- _Items_:
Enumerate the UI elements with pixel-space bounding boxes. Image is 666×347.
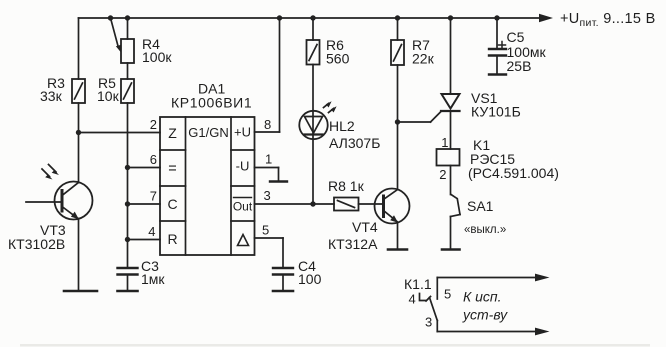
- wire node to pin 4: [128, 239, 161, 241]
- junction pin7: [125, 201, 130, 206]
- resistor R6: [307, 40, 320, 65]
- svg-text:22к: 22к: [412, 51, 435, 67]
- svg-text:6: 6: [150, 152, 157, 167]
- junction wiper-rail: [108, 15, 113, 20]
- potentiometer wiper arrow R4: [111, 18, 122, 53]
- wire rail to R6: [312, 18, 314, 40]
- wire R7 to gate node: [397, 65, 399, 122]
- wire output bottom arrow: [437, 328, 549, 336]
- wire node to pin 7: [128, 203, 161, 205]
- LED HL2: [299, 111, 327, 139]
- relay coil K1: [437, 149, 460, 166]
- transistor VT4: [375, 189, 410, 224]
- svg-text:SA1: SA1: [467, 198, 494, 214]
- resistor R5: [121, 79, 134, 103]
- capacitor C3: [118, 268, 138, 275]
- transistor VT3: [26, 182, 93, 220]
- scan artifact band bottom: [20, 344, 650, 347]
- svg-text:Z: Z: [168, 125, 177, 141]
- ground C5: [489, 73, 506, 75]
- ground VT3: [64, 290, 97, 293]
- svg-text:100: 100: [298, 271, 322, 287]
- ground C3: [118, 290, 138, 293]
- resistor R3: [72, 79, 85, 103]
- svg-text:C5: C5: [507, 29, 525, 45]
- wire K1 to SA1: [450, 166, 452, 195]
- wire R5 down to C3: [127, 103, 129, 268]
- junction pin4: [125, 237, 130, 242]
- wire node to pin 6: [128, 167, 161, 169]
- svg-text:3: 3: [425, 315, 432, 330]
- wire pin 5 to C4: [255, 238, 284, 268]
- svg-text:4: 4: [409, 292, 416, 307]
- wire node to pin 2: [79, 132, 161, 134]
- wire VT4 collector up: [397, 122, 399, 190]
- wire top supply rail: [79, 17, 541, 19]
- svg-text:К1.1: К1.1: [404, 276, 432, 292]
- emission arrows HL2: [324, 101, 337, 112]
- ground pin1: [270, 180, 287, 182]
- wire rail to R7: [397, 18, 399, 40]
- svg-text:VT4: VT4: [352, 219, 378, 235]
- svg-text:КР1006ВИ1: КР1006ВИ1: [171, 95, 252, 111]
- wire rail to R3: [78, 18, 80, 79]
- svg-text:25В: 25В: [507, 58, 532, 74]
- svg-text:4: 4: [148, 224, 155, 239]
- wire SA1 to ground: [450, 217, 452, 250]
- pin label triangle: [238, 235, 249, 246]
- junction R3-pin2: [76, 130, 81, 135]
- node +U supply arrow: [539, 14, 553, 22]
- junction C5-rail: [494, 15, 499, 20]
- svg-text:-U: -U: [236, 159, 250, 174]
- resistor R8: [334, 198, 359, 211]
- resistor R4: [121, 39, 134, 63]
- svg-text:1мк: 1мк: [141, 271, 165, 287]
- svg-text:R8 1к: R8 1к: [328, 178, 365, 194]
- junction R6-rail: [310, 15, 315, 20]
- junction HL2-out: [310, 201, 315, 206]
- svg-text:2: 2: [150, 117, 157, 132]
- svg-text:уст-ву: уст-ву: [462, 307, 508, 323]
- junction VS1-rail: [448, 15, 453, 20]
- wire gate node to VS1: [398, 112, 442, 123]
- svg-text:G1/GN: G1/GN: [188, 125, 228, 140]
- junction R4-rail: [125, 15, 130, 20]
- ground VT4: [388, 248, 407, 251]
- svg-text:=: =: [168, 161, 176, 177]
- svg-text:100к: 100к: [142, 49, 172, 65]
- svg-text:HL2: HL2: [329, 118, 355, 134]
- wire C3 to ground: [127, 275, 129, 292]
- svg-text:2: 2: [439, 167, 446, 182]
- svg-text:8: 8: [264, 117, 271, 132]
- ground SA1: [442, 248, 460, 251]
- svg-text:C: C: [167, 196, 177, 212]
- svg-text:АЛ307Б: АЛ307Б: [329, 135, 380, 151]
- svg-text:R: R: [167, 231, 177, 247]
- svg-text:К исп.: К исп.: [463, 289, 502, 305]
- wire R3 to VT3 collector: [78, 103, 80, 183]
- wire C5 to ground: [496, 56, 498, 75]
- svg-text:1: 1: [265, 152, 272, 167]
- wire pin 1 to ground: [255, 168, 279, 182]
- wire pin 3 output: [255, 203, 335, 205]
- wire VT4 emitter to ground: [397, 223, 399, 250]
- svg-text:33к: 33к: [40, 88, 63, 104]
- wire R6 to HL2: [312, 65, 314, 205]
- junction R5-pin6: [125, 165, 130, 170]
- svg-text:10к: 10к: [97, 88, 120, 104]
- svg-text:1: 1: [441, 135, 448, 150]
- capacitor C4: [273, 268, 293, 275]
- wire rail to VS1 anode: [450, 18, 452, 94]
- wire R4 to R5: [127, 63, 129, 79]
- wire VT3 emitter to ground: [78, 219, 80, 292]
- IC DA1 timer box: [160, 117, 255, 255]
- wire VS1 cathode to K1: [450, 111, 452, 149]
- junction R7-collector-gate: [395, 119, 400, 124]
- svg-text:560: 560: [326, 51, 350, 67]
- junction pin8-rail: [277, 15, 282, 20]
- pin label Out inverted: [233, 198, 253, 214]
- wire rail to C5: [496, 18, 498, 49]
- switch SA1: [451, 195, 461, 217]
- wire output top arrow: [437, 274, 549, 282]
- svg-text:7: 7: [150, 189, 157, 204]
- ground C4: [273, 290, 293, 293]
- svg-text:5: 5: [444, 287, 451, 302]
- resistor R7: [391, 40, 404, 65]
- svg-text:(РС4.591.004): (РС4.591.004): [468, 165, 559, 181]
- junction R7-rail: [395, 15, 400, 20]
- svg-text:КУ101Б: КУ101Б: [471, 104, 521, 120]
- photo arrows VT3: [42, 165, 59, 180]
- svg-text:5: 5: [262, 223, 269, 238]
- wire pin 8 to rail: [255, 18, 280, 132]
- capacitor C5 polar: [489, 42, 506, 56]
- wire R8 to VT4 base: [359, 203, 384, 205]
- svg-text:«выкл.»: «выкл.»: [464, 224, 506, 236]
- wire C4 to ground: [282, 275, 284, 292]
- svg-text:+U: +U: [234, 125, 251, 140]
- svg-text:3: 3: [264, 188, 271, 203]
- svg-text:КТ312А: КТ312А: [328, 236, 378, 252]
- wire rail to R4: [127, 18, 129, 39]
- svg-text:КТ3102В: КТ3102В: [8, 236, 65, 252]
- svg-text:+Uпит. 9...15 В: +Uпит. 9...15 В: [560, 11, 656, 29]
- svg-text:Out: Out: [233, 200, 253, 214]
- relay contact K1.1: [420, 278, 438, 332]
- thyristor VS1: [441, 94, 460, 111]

- _Problem description_:
Can you give every line of the data above as a JSON list of strings, one string per line, with blank lines and pictures left out?

- _Reply to the exercise_:
[
  "Enumerate the UI elements with pixel-space bounding boxes. Image is 666×347.",
  "- wire node to pin 4: [128, 239, 161, 241]",
  "- junction pin7: [125, 201, 130, 206]",
  "- resistor R6: [307, 40, 320, 65]",
  "- svg-text:22к: 22к: [412, 51, 435, 67]",
  "- svg-text:6: 6: [150, 152, 157, 167]",
  "- junction wiper-rail: [108, 15, 113, 20]",
  "- potentiometer wiper arrow R4: [111, 18, 122, 53]",
  "- wire rail to R6: [312, 18, 314, 40]",
  "- wire R7 to gate node: [397, 65, 399, 122]",
  "- wire output bottom arrow: [437, 328, 549, 336]",
  "- wire node to pin 7: [128, 203, 161, 205]",
  "- LED HL2: [299, 111, 327, 139]",
  "- relay coil K1: [437, 149, 460, 166]",
  "- transistor VT4: [375, 189, 410, 224]",
  "- svg-text:SA1: SA1: [467, 198, 494, 214]",
  "- resistor R5: [121, 79, 134, 103]",
  "- capacitor C3: [118, 268, 138, 275]",
  "- transistor VT3: [26, 182, 93, 220]",
  "- scan artifact band bottom: [20, 344, 650, 347]",
  "- svg-text:Z: Z: [168, 125, 177, 141]",
  "- ground C5: [489, 73, 506, 75]",
  "- ground VT3: [64, 290, 97, 293]",
  "- svg-text:100: 100: [298, 271, 322, 287]",
  "- ground C3: [118, 290, 138, 293]",
  "- resistor R3: [72, 79, 85, 103]",
  "- svg-text:C5: C5: [507, 29, 525, 45]",
  "- wire K1 to SA1: [450, 166, 452, 195]",
  "- wire R5 down to C3: [127, 103, 129, 268]",
  "- junction pin4: [125, 237, 130, 242]",
  "- wire node to pin 6: [128, 167, 161, 169]",
  "- svg-text:3: 3: [425, 315, 432, 330]",
  "- wire pin 5 to C4: [255, 238, 284, 268]",
  "- svg-text:4: 4: [409, 292, 416, 307]",
  "- wire node to pin 2: [79, 132, 161, 134]",
  "- wire VT4 collector up: [397, 122, 399, 190]",
  "- wire top supply rail: [79, 17, 541, 19]",
  "- svg-text:К1.1: К1.1: [404, 276, 432, 292]",
  "- emission arrows HL2: [324, 101, 337, 112]",
  "- ground pin1: [270, 180, 287, 182]",
  "- wire rail to R7: [397, 18, 399, 40]",
  "- svg-text:VT4: VT4: [352, 219, 378, 235]",
  "- svg-text:КР1006ВИ1: КР1006ВИ1: [171, 95, 252, 111]",
  "- wire rail to R3: [78, 18, 80, 79]",
  "- svg-text:25В: 25В: [507, 58, 532, 74]",
  "- svg-text:4: 4: [148, 224, 155, 239]",
  "- wire SA1 to ground: [450, 217, 452, 250]",
  "- pin label triangle: [238, 235, 249, 246]",
  "- junction R3-pin2: [76, 130, 81, 135]",
  "- node +U supply arrow: [539, 14, 553, 22]",
  "- junction C5-rail: [494, 15, 499, 20]",
  "- svg-text:-U: -U: [236, 159, 250, 174]",
  "- resistor R8: [334, 198, 359, 211]",
  "- resistor R4: [121, 39, 134, 63]",
  "- svg-text:1мк: 1мк: [141, 271, 165, 287]",
  "- svg-text:R8 1к: R8 1к: [328, 178, 365, 194]",
  "- junction R6-rail: [310, 15, 315, 20]",
  "- junction HL2-out: [310, 201, 315, 206]",
  "- svg-text:2: 2: [150, 117, 157, 132]",
  "- svg-text:уст-ву: уст-ву: [462, 307, 508, 323]",
  "- junction VS1-rail: [448, 15, 453, 20]",
  "- wire gate node to VS1: [398, 112, 442, 123]",
  "- svg-text:G1/GN: G1/GN: [188, 125, 228, 140]",
  "- junction R4-rail: [125, 15, 130, 20]",
  "- ground VT4: [388, 248, 407, 251]",
  "- svg-text:=: =: [168, 161, 176, 177]",
  "- svg-text:100к: 100к: [142, 49, 172, 65]",
  "- svg-text:HL2: HL2: [329, 118, 355, 134]",
  "- wire C3 to ground: [127, 275, 129, 292]",
  "- svg-text:2: 2: [439, 167, 446, 182]",
  "- svg-text:8: 8: [264, 117, 271, 132]",
  "- ground SA1: [442, 248, 460, 251]",
  "- svg-text:C: C: [167, 196, 177, 212]",
  "- svg-text:АЛ307Б: АЛ307Б: [329, 135, 380, 151]",
  "- svg-text:R: R: [167, 231, 177, 247]",
  "- svg-text:К исп.: К исп.: [463, 289, 502, 305]",
  "- wire R3 to VT3 collector: [78, 103, 80, 183]",
  "- wire C5 to ground: [496, 56, 498, 75]",
  "- svg-text:1: 1: [265, 152, 272, 167]",
  "- wire pin 1 to ground: [255, 168, 279, 182]",
  "- wire pin 3 output: [255, 203, 335, 205]",
  "- wire VT4 emitter to ground: [397, 223, 399, 250]",
  "- svg-text:33к: 33к: [40, 88, 63, 104]",
  "- wire R6 to HL2: [312, 65, 314, 205]",
  "- junction R5-pin6: [125, 165, 130, 170]",
  "- svg-text:10к: 10к: [97, 88, 120, 104]",
  "- svg-text:1: 1: [441, 135, 448, 150]",
  "- capacitor C4: [273, 268, 293, 275]",
  "- wire rail to VS1 anode: [450, 18, 452, 94]",
  "- wire R4 to R5: [127, 63, 129, 79]",
  "- wire VT3 emitter to ground: [78, 219, 80, 292]",
  "- IC DA1 timer box: [160, 117, 255, 255]",
  "- wire VS1 cathode to K1: [450, 111, 452, 149]",
  "- junction R7-collector-gate: [395, 119, 400, 124]",
  "- svg-text:560: 560: [326, 51, 350, 67]",
  "- junction pin8-rail: [277, 15, 282, 20]",
  "- pin label Out inverted: [233, 198, 253, 214]",
  "- wire rail to C5: [496, 18, 498, 49]",
  "- switch SA1: [451, 195, 461, 217]",
  "- wire output top arrow: [437, 274, 549, 282]",
  "- svg-text:7: 7: [150, 189, 157, 204]",
  "- ground C4: [273, 290, 293, 293]",
  "- svg-text:5: 5: [444, 287, 451, 302]",
  "- resistor R7: [391, 40, 404, 65]",
  "- svg-text:(РС4.591.004): (РС4.591.004): [468, 165, 559, 181]",
  "- junction R7-rail: [395, 15, 400, 20]",
  "- svg-text:КУ101Б: КУ101Б: [471, 104, 521, 120]",
  "- photo arrows VT3: [42, 165, 59, 180]",
  "- svg-text:5: 5: [262, 223, 269, 238]",
  "- wire pin 8 to rail: [255, 18, 280, 132]",
  "- capacitor C5 polar: [489, 42, 506, 56]",
  "- wire R8 to VT4 base: [359, 203, 384, 205]",
  "- svg-text:«выкл.»: «выкл.»: [464, 224, 506, 236]",
  "- wire C4 to ground: [282, 275, 284, 292]",
  "- svg-text:+U: +U: [234, 125, 251, 140]",
  "- svg-text:3: 3: [264, 188, 271, 203]",
  "- svg-text:КТ312А: КТ312А: [328, 236, 378, 252]",
  "- wire rail to R4: [127, 18, 129, 39]",
  "- svg-text:КТ3102В: КТ3102В: [8, 236, 65, 252]",
  "- svg-text:+Uпит. 9...15 В: +Uпит. 9...15 В: [560, 11, 656, 29]",
  "- svg-text:Out: Out: [233, 200, 253, 214]",
  "- relay contact K1.1: [420, 278, 438, 332]",
  "- thyristor VS1: [441, 94, 460, 111]"
]